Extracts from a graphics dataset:

···

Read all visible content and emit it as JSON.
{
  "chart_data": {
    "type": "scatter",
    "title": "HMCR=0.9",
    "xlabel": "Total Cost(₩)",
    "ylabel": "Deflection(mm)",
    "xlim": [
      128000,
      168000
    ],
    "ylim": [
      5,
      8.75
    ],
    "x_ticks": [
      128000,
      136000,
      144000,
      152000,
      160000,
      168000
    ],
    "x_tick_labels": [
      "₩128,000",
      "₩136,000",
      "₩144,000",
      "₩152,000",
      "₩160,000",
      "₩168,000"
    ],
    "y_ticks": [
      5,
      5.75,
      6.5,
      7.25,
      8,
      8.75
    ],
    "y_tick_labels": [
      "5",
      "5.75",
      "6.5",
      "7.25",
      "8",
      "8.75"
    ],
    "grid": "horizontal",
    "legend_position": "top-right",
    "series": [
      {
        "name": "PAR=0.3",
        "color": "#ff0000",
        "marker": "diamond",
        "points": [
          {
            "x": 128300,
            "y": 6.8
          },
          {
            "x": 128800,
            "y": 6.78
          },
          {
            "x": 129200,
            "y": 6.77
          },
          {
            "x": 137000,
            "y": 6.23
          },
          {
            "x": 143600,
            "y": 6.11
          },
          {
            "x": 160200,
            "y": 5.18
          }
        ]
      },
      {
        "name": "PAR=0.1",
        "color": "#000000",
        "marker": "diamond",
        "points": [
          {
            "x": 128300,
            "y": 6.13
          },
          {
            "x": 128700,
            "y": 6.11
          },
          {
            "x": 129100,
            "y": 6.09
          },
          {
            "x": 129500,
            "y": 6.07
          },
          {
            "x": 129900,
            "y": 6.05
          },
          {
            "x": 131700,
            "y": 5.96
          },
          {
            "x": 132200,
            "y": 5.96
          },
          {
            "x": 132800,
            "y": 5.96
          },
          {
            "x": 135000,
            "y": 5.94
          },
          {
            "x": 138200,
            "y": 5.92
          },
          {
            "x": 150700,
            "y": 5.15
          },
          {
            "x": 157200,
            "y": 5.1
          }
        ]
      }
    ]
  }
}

···

What to produce: Output every entry shown above, exactly.

Solved problem:
Read all visible content and emit it as JSON.
{
  "chart_data": {
    "type": "scatter",
    "title": "HMCR=0.9",
    "xlabel": "Total Cost(₩)",
    "ylabel": "Deflection(mm)",
    "xlim": [
      128000,
      168000
    ],
    "ylim": [
      5,
      8.75
    ],
    "x_ticks": [
      128000,
      136000,
      144000,
      152000,
      160000,
      168000
    ],
    "x_tick_labels": [
      "₩128,000",
      "₩136,000",
      "₩144,000",
      "₩152,000",
      "₩160,000",
      "₩168,000"
    ],
    "y_ticks": [
      5,
      5.75,
      6.5,
      7.25,
      8,
      8.75
    ],
    "y_tick_labels": [
      "5",
      "5.75",
      "6.5",
      "7.25",
      "8",
      "8.75"
    ],
    "grid": "horizontal",
    "legend_position": "top-right",
    "series": [
      {
        "name": "PAR=0.3",
        "color": "#ff0000",
        "marker": "diamond",
        "points": [
          {
            "x": 128300,
            "y": 6.8
          },
          {
            "x": 128800,
            "y": 6.78
          },
          {
            "x": 129200,
            "y": 6.77
          },
          {
            "x": 137000,
            "y": 6.23
          },
          {
            "x": 143600,
            "y": 6.11
          },
          {
            "x": 160200,
            "y": 5.18
          }
        ]
      },
      {
        "name": "PAR=0.1",
        "color": "#000000",
        "marker": "diamond",
        "points": [
          {
            "x": 128300,
            "y": 6.13
          },
          {
            "x": 128700,
            "y": 6.11
          },
          {
            "x": 129100,
            "y": 6.09
          },
          {
            "x": 129500,
            "y": 6.07
          },
          {
            "x": 129900,
            "y": 6.05
          },
          {
            "x": 131700,
            "y": 5.96
          },
          {
            "x": 132200,
            "y": 5.96
          },
          {
            "x": 132800,
            "y": 5.96
          },
          {
            "x": 135000,
            "y": 5.94
          },
          {
            "x": 138200,
            "y": 5.92
          },
          {
            "x": 150700,
            "y": 5.15
          },
          {
            "x": 157200,
            "y": 5.1
          }
        ]
      }
    ]
  }
}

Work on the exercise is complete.